Brief: Check each line of the records for "امنای"; collect those that have it.

Available data:
········
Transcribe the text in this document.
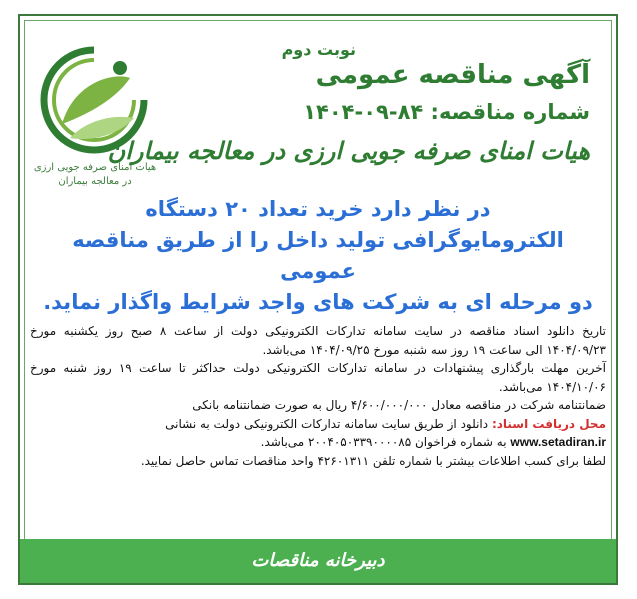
هیات امنای صرفه جویی ارزی
در معالجه بیماران
نوبت دوم
آگهی مناقصه عمومی
شماره مناقصه: ۸۴-۰۹-۱۴۰۴
هیات امنای صرفه جویی ارزی در معالجه بیماران
در نظر دارد خرید تعداد ۲۰ دستگاه
الکترومایوگرافی تولید داخل را از طریق مناقصه عمومی
دو مرحله ای به شرکت های واجد شرایط واگذار نماید.

تاریخ دانلود اسناد مناقصه در سایت سامانه تدارکات الکترونیکی دولت از ساعت ۸ صبح روز یکشنبه مورخ ۱۴۰۴/۰۹/۲۳ الی ساعت ۱۹ روز سه شنبه مورخ ۱۴۰۴/۰۹/۲۵ می‌باشد.

آخرین مهلت بارگذاری پیشنهادات در سامانه تدارکات الکترونیکی دولت حداکثر تا ساعت ۱۹ روز شنبه مورخ ۱۴۰۴/۱۰/۰۶ می‌باشد.

ضمانتنامه شرکت در مناقصه معادل ۴/۶۰۰/۰۰۰/۰۰۰ ریال به صورت ضمانتنامه بانکی

محل دریافت اسناد: دانلود از طریق سایت سامانه تدارکات الکترونیکی دولت به نشانی

www.setadiran.ir به شماره فراخوان ۲۰۰۴۰۵۰۳۳۹۰۰۰۰۸۵ می‌باشد.

لطفا برای کسب اطلاعات بیشتر با شماره تلفن ۴۲۶۰۱۳۱۱ واحد مناقصات تماس حاصل نمایید.

دبیرخانه مناقصات
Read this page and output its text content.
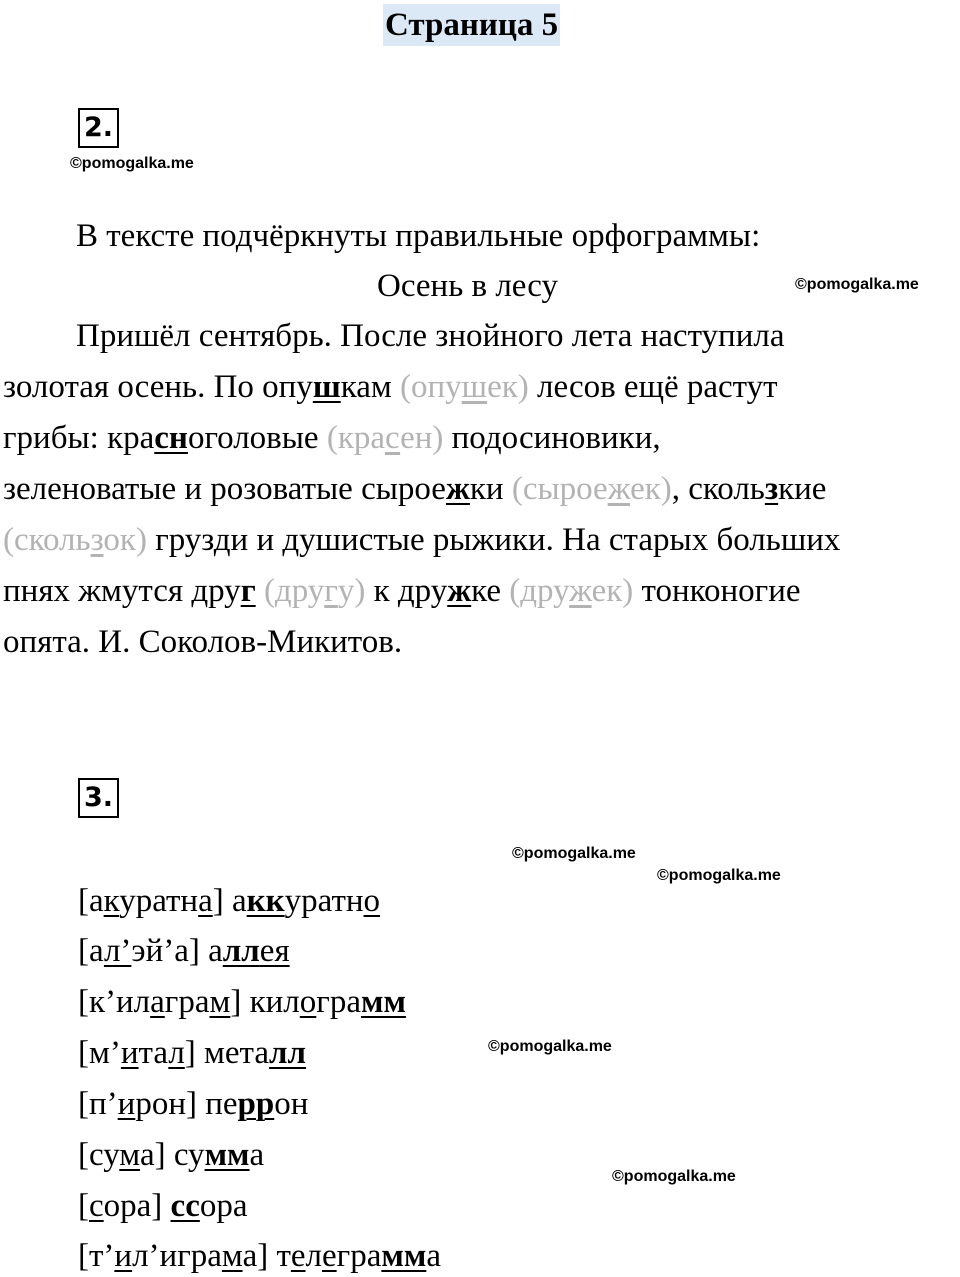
Страница 5
2.
©pomogalka.me
В тексте подчёркнуты правильные орфограммы:
Осень в лесу	©pomogalka.me
Пришёл сентябрь. После знойного лета наступила
золотая осень. По опушкам (опушек) лесов ещё растут
грибы: красноголовые (красен) подосиновики,
зеленоватые и розоватые сыроежки (сыроежек), скользкие
(скользок) грузди и душистые рыжики. На старых больших
пнях жмутся друг (другу) к дружке (дружек) тонконогие
опята. И. Соколов-Микитов.
3.
©pomogalka.me
©pomogalka.me
[акуратна] аккуратно
[ал’эй’а] аллея
[к’илаграм] килограмм
©pomogalka.me
[м’итал] металл
[п’ирон] перрон
[сума] сумма
©pomogalka.me
[сора] ссора
[т’ил’играма] телеграмма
········
Complete response:
هیات امنای صرفه جویی ارزی
هیات امنای صرفه جویی ارزی در معالجه بیماران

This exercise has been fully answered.